Task. Output the material exactly, but drop every image it holds.

Given records.

-- start --

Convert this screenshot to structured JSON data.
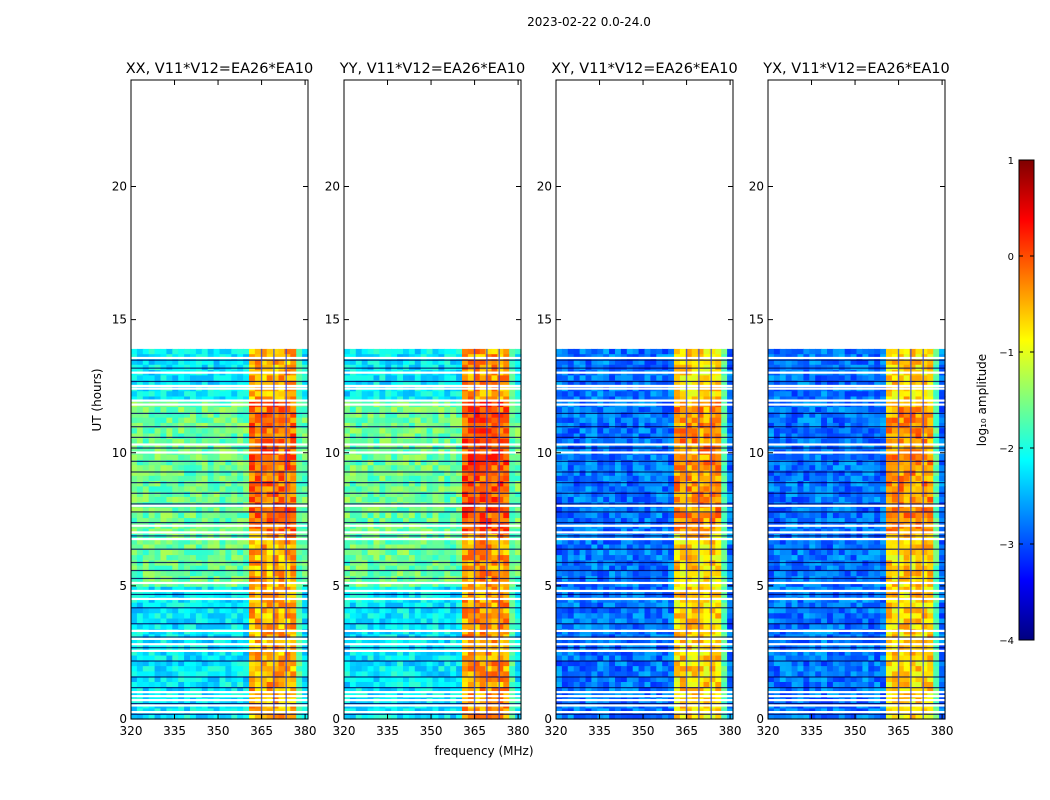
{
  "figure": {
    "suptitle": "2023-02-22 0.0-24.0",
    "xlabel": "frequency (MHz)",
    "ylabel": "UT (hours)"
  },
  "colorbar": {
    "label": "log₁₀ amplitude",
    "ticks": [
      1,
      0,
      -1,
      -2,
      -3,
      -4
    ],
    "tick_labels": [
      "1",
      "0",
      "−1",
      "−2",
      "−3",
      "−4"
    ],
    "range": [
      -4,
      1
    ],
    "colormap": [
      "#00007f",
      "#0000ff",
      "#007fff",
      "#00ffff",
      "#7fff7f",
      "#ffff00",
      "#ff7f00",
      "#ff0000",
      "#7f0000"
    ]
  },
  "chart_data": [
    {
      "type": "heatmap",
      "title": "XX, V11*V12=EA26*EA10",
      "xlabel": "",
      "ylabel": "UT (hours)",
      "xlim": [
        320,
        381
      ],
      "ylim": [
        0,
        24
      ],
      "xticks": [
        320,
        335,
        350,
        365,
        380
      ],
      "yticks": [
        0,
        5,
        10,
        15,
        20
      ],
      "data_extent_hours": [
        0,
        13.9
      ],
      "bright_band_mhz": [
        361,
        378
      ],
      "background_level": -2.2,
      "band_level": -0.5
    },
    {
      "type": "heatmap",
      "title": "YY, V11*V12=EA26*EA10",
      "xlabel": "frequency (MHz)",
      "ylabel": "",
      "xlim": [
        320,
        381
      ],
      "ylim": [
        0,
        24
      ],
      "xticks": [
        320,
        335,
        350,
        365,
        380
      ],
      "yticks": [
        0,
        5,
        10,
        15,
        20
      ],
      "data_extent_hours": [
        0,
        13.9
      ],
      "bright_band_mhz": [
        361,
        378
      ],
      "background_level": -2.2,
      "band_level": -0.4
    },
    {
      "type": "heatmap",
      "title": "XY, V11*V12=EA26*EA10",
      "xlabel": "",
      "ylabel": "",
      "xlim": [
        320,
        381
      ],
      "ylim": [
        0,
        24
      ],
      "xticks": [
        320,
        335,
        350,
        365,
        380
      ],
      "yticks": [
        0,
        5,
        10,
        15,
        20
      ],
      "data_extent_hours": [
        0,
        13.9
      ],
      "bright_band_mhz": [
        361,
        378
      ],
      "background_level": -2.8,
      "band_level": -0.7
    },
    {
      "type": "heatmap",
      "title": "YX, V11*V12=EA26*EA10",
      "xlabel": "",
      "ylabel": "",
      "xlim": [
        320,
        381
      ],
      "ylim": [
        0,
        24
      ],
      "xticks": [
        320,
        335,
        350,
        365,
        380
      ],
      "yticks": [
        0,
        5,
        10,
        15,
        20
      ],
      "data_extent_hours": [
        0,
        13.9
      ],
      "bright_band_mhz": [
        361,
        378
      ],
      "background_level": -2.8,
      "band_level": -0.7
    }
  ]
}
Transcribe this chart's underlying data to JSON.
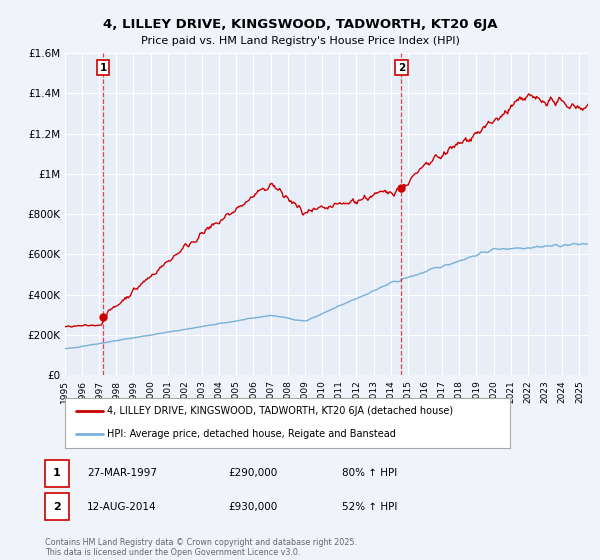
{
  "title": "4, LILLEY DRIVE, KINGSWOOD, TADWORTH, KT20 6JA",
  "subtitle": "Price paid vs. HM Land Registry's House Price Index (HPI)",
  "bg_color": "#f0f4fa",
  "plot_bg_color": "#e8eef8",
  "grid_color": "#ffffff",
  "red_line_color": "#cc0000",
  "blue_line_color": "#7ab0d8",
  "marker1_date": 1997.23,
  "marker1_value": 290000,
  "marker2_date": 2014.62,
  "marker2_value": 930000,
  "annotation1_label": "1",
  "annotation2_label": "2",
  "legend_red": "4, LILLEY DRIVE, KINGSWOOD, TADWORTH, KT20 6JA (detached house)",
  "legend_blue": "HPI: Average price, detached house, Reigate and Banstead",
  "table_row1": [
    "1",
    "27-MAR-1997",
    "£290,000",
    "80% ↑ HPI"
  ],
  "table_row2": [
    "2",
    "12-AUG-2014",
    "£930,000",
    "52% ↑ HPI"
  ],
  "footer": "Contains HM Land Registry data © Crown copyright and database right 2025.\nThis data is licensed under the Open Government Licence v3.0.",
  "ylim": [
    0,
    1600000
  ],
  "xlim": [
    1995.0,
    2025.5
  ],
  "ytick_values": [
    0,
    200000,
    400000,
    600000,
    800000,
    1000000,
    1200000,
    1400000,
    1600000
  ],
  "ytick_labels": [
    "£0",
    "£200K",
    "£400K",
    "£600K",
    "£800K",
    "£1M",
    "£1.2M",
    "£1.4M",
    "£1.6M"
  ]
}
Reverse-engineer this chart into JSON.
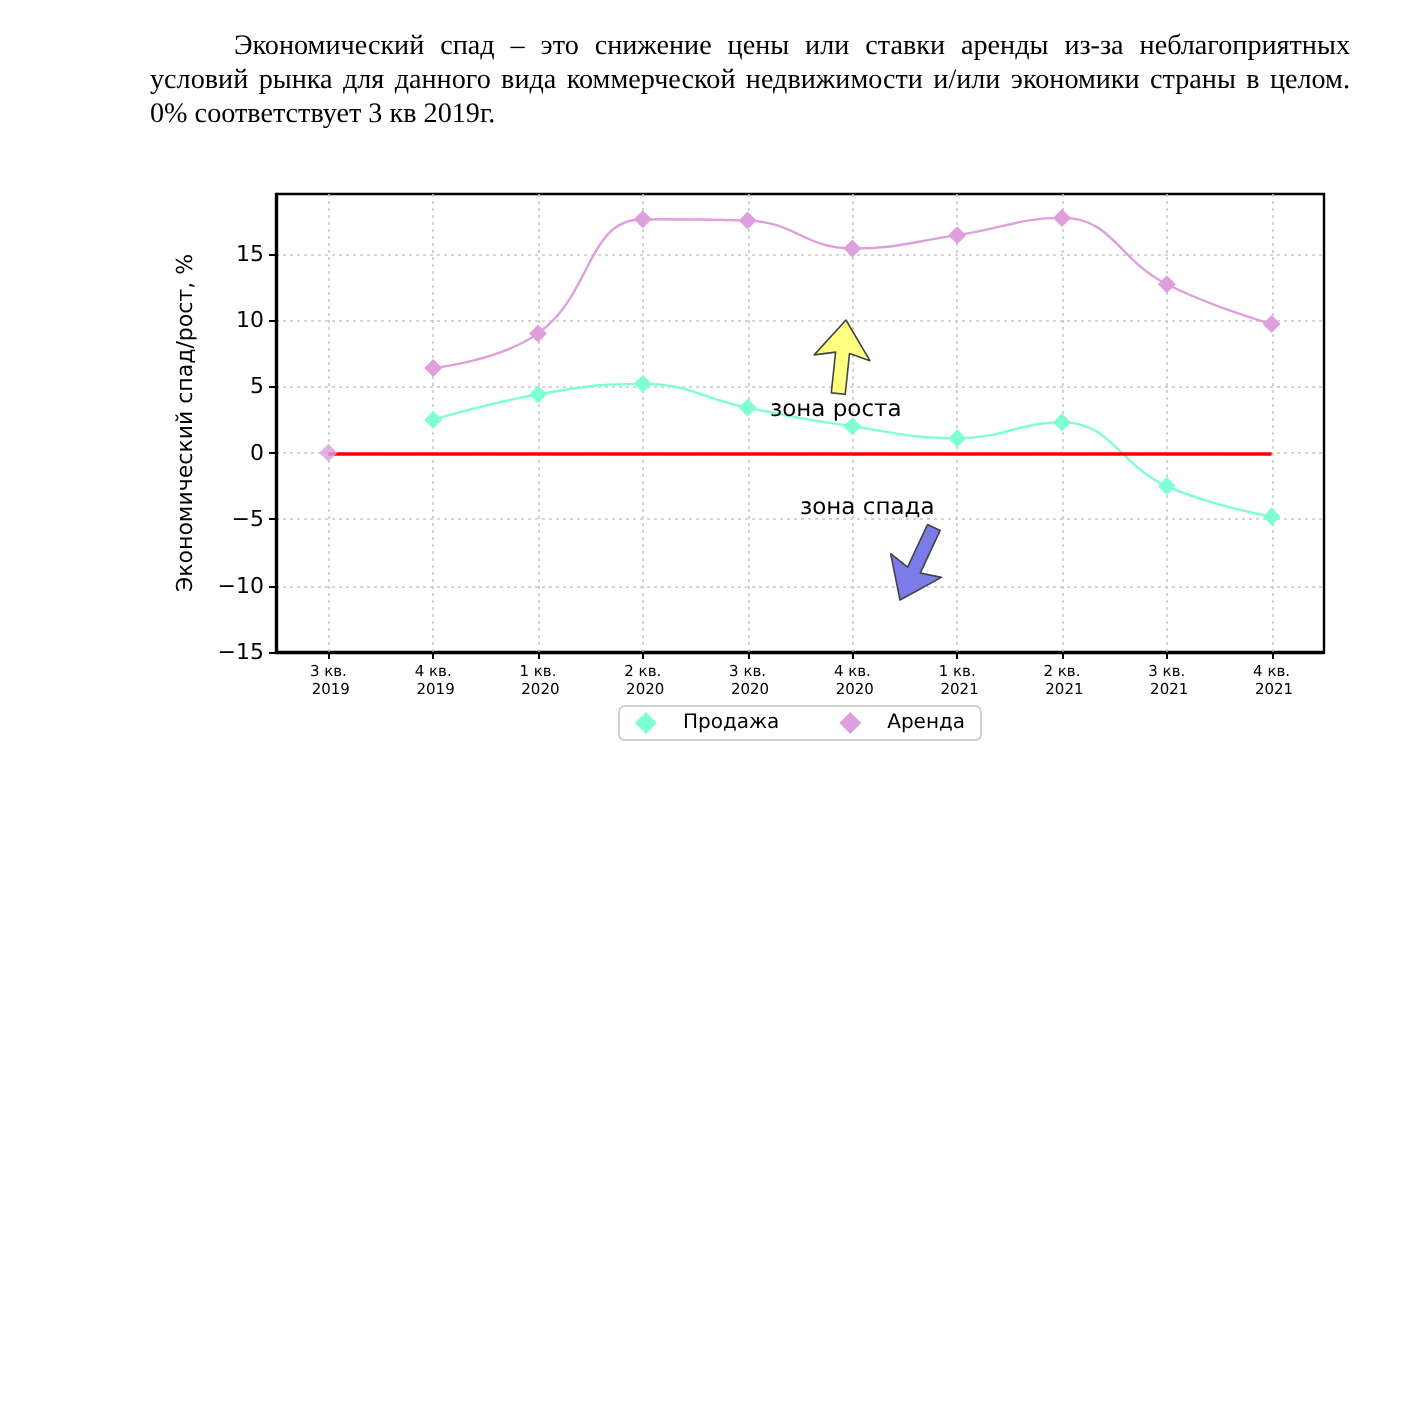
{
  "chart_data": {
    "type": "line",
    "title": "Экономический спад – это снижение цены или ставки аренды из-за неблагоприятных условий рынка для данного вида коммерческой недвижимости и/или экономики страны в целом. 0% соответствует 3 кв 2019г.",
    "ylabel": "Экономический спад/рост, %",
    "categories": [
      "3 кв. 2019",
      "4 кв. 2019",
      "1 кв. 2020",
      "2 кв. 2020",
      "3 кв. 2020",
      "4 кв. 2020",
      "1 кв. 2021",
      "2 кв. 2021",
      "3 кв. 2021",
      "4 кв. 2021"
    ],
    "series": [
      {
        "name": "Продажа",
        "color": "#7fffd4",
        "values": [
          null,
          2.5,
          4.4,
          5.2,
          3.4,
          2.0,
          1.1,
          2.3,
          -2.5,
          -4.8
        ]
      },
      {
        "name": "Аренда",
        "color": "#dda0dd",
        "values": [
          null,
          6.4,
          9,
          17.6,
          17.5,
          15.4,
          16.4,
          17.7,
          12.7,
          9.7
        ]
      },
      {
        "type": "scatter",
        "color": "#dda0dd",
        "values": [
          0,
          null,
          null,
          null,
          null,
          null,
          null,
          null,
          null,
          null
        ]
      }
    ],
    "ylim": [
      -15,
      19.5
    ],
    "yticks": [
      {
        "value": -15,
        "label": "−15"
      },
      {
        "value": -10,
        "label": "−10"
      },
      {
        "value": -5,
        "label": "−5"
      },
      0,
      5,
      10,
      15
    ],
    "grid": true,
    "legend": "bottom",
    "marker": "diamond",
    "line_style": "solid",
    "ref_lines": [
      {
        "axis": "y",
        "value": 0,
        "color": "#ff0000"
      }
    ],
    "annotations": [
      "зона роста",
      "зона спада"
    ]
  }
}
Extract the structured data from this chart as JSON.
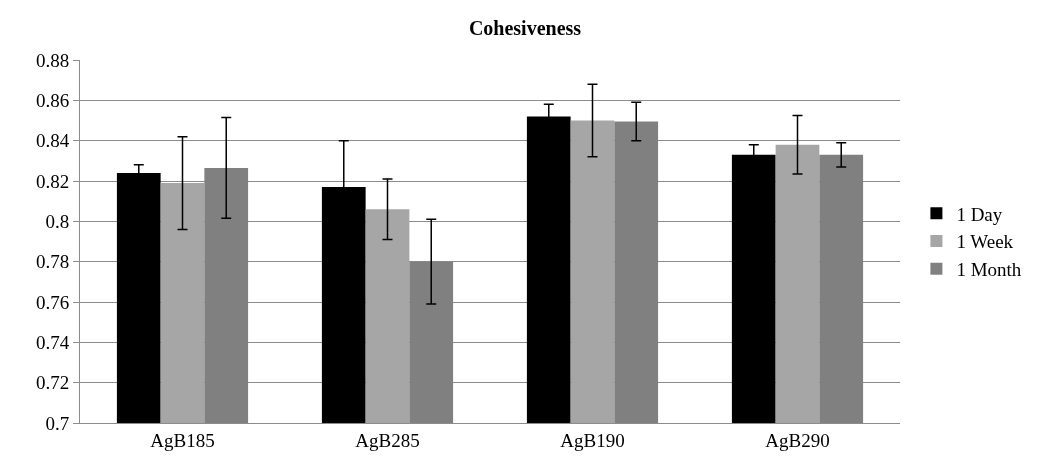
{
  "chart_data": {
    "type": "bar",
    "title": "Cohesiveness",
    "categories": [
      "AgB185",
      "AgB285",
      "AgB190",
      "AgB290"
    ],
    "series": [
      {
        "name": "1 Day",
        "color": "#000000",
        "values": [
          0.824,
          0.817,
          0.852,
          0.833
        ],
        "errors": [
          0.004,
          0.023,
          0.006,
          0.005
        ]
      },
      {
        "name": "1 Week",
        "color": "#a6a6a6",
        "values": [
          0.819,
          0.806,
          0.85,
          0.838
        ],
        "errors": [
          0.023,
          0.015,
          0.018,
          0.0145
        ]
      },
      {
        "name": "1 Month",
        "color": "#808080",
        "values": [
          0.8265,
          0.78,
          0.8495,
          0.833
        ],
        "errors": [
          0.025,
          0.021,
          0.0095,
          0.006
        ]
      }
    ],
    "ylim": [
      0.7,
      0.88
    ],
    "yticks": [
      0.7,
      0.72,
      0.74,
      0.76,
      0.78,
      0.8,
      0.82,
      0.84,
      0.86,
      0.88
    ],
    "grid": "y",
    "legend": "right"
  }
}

-- end --

Expected answer.
Convert this screenshot to structured JSON data.
{
  "figure": {
    "suptitle": "2023-02-22 0.0-24.0",
    "xlabel": "frequency (MHz)",
    "ylabel": "UT (hours)"
  },
  "colorbar": {
    "label": "log₁₀ amplitude",
    "ticks": [
      1,
      0,
      -1,
      -2,
      -3,
      -4
    ],
    "tick_labels": [
      "1",
      "0",
      "−1",
      "−2",
      "−3",
      "−4"
    ],
    "range": [
      -4,
      1
    ],
    "colormap": [
      "#00007f",
      "#0000ff",
      "#007fff",
      "#00ffff",
      "#7fff7f",
      "#ffff00",
      "#ff7f00",
      "#ff0000",
      "#7f0000"
    ]
  },
  "chart_data": [
    {
      "type": "heatmap",
      "title": "XX, V11*V12=EA26*EA10",
      "xlabel": "",
      "ylabel": "UT (hours)",
      "xlim": [
        320,
        381
      ],
      "ylim": [
        0,
        24
      ],
      "xticks": [
        320,
        335,
        350,
        365,
        380
      ],
      "yticks": [
        0,
        5,
        10,
        15,
        20
      ],
      "data_extent_hours": [
        0,
        13.9
      ],
      "bright_band_mhz": [
        361,
        378
      ],
      "background_level": -2.2,
      "band_level": -0.5
    },
    {
      "type": "heatmap",
      "title": "YY, V11*V12=EA26*EA10",
      "xlabel": "frequency (MHz)",
      "ylabel": "",
      "xlim": [
        320,
        381
      ],
      "ylim": [
        0,
        24
      ],
      "xticks": [
        320,
        335,
        350,
        365,
        380
      ],
      "yticks": [
        0,
        5,
        10,
        15,
        20
      ],
      "data_extent_hours": [
        0,
        13.9
      ],
      "bright_band_mhz": [
        361,
        378
      ],
      "background_level": -2.2,
      "band_level": -0.4
    },
    {
      "type": "heatmap",
      "title": "XY, V11*V12=EA26*EA10",
      "xlabel": "",
      "ylabel": "",
      "xlim": [
        320,
        381
      ],
      "ylim": [
        0,
        24
      ],
      "xticks": [
        320,
        335,
        350,
        365,
        380
      ],
      "yticks": [
        0,
        5,
        10,
        15,
        20
      ],
      "data_extent_hours": [
        0,
        13.9
      ],
      "bright_band_mhz": [
        361,
        378
      ],
      "background_level": -2.8,
      "band_level": -0.7
    },
    {
      "type": "heatmap",
      "title": "YX, V11*V12=EA26*EA10",
      "xlabel": "",
      "ylabel": "",
      "xlim": [
        320,
        381
      ],
      "ylim": [
        0,
        24
      ],
      "xticks": [
        320,
        335,
        350,
        365,
        380
      ],
      "yticks": [
        0,
        5,
        10,
        15,
        20
      ],
      "data_extent_hours": [
        0,
        13.9
      ],
      "bright_band_mhz": [
        361,
        378
      ],
      "background_level": -2.8,
      "band_level": -0.7
    }
  ]
}
Transcribe this chart's underlying data to JSON.
{
  "title": "4, LILLEY DRIVE, KINGSWOOD, TADWORTH, KT20 6JA",
  "subtitle": "Price paid vs. HM Land Registry's House Price Index (HPI)",
  "bg_color": "#f0f4fa",
  "plot_bg_color": "#e8eef8",
  "grid_color": "#ffffff",
  "red_line_color": "#cc0000",
  "blue_line_color": "#7ab0d8",
  "marker1_date": 1997.23,
  "marker1_value": 290000,
  "marker2_date": 2014.62,
  "marker2_value": 930000,
  "annotation1_label": "1",
  "annotation2_label": "2",
  "legend_red": "4, LILLEY DRIVE, KINGSWOOD, TADWORTH, KT20 6JA (detached house)",
  "legend_blue": "HPI: Average price, detached house, Reigate and Banstead",
  "table_row1": [
    "1",
    "27-MAR-1997",
    "£290,000",
    "80% ↑ HPI"
  ],
  "table_row2": [
    "2",
    "12-AUG-2014",
    "£930,000",
    "52% ↑ HPI"
  ],
  "footer": "Contains HM Land Registry data © Crown copyright and database right 2025.\nThis data is licensed under the Open Government Licence v3.0.",
  "ylim": [
    0,
    1600000
  ],
  "xlim": [
    1995.0,
    2025.5
  ],
  "ytick_values": [
    0,
    200000,
    400000,
    600000,
    800000,
    1000000,
    1200000,
    1400000,
    1600000
  ],
  "ytick_labels": [
    "£0",
    "£200K",
    "£400K",
    "£600K",
    "£800K",
    "£1M",
    "£1.2M",
    "£1.4M",
    "£1.6M"
  ]
}
Reverse-engineer this chart into JSON.
{
  "chart_data": {
    "type": "line",
    "title": "Экономический спад – это снижение цены или ставки аренды из-за неблагоприятных условий рынка для данного вида коммерческой недвижимости и/или экономики страны в целом. 0% соответствует 3 кв 2019г.",
    "ylabel": "Экономический спад/рост, %",
    "categories": [
      "3 кв. 2019",
      "4 кв. 2019",
      "1 кв. 2020",
      "2 кв. 2020",
      "3 кв. 2020",
      "4 кв. 2020",
      "1 кв. 2021",
      "2 кв. 2021",
      "3 кв. 2021",
      "4 кв. 2021"
    ],
    "series": [
      {
        "name": "Продажа",
        "color": "#7fffd4",
        "values": [
          null,
          2.5,
          4.4,
          5.2,
          3.4,
          2.0,
          1.1,
          2.3,
          -2.5,
          -4.8
        ]
      },
      {
        "name": "Аренда",
        "color": "#dda0dd",
        "values": [
          null,
          6.4,
          9,
          17.6,
          17.5,
          15.4,
          16.4,
          17.7,
          12.7,
          9.7
        ]
      },
      {
        "type": "scatter",
        "color": "#dda0dd",
        "values": [
          0,
          null,
          null,
          null,
          null,
          null,
          null,
          null,
          null,
          null
        ]
      }
    ],
    "ylim": [
      -15,
      19.5
    ],
    "yticks": [
      {
        "value": -15,
        "label": "−15"
      },
      {
        "value": -10,
        "label": "−10"
      },
      {
        "value": -5,
        "label": "−5"
      },
      0,
      5,
      10,
      15
    ],
    "grid": true,
    "legend": "bottom",
    "marker": "diamond",
    "line_style": "solid",
    "ref_lines": [
      {
        "axis": "y",
        "value": 0,
        "color": "#ff0000"
      }
    ],
    "annotations": [
      "зона роста",
      "зона спада"
    ]
  }
}
Extract the structured data from this chart as JSON.
{
  "chart_data": {
    "type": "bar",
    "title": "Cohesiveness",
    "categories": [
      "AgB185",
      "AgB285",
      "AgB190",
      "AgB290"
    ],
    "series": [
      {
        "name": "1 Day",
        "color": "#000000",
        "values": [
          0.824,
          0.817,
          0.852,
          0.833
        ],
        "errors": [
          0.004,
          0.023,
          0.006,
          0.005
        ]
      },
      {
        "name": "1 Week",
        "color": "#a6a6a6",
        "values": [
          0.819,
          0.806,
          0.85,
          0.838
        ],
        "errors": [
          0.023,
          0.015,
          0.018,
          0.0145
        ]
      },
      {
        "name": "1 Month",
        "color": "#808080",
        "values": [
          0.8265,
          0.78,
          0.8495,
          0.833
        ],
        "errors": [
          0.025,
          0.021,
          0.0095,
          0.006
        ]
      }
    ],
    "ylim": [
      0.7,
      0.88
    ],
    "yticks": [
      0.7,
      0.72,
      0.74,
      0.76,
      0.78,
      0.8,
      0.82,
      0.84,
      0.86,
      0.88
    ],
    "grid": "y",
    "legend": "right"
  }
}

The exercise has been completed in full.